* [Given instruction]: In the data below, locate each line with the word "粘土平瓦" and list it.

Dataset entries

——————

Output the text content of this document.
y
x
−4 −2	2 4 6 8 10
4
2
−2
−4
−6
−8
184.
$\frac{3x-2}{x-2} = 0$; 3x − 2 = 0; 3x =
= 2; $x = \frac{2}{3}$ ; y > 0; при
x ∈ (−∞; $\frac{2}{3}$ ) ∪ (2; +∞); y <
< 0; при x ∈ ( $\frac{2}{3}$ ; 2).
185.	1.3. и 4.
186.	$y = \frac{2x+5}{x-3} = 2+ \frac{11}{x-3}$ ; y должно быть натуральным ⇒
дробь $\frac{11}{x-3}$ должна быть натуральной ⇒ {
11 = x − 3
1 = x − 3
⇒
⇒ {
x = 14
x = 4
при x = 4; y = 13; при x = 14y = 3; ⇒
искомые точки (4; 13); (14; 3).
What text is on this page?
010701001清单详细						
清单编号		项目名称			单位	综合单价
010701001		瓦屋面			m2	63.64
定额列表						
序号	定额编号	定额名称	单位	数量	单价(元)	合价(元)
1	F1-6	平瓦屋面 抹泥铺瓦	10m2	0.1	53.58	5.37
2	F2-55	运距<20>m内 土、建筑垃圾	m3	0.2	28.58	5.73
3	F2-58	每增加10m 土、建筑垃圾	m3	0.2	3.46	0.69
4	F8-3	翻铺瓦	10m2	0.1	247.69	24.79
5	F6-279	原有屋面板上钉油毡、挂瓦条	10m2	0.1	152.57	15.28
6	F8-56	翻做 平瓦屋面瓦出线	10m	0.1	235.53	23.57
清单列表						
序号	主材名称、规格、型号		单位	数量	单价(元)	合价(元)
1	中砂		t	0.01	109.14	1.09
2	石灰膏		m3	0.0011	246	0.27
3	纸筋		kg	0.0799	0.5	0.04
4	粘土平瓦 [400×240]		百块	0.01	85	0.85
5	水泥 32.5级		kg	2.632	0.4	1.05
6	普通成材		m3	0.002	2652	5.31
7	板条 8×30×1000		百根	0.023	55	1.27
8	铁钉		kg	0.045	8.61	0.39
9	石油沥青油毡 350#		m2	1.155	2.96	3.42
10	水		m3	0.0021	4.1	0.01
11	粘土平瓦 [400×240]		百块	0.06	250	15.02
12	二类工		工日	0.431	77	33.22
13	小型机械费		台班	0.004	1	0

——————

* [Exercise answer]:
4	粘土平瓦 [400×240]		百块	0.01	85	0.85
11	粘土平瓦 [400×240]		百块	0.06	250	15.02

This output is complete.